In the listing below, identify each line with the word "this" and return those lines.

PROVIDED RECORDS ::
"""

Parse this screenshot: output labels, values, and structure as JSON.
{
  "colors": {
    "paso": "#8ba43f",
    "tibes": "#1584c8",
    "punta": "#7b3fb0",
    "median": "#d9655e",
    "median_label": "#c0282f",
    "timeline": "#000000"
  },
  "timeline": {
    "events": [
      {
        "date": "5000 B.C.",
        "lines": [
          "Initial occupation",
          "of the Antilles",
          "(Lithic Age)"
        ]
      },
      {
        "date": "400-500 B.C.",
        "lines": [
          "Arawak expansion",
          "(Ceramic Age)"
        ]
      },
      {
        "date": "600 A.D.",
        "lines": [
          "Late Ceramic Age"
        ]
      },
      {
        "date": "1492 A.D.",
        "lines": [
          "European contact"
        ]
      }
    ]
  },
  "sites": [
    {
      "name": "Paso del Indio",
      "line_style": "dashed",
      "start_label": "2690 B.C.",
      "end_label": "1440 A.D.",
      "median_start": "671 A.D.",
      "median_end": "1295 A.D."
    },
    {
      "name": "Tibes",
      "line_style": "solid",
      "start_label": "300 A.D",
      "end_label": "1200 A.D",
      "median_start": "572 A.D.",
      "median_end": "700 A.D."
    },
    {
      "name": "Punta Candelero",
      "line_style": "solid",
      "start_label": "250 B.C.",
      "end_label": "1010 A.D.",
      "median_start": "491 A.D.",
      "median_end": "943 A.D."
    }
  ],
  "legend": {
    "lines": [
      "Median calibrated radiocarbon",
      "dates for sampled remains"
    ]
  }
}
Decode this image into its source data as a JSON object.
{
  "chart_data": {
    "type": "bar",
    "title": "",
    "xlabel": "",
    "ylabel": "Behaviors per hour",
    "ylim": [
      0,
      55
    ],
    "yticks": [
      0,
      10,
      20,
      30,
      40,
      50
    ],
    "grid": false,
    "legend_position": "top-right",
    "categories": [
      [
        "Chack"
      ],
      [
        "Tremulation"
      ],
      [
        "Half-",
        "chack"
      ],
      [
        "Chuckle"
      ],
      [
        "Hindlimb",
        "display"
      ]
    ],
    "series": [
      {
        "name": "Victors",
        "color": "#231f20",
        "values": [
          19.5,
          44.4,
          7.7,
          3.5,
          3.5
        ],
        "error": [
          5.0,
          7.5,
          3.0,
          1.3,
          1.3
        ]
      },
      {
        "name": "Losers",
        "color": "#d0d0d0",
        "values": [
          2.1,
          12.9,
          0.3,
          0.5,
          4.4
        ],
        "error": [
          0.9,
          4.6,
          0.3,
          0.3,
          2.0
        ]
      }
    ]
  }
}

"""

FINAL ANSWER ::
Parse this screenshot: output labels, values, and structure as JSON.
Decode this image into its source data as a JSON object.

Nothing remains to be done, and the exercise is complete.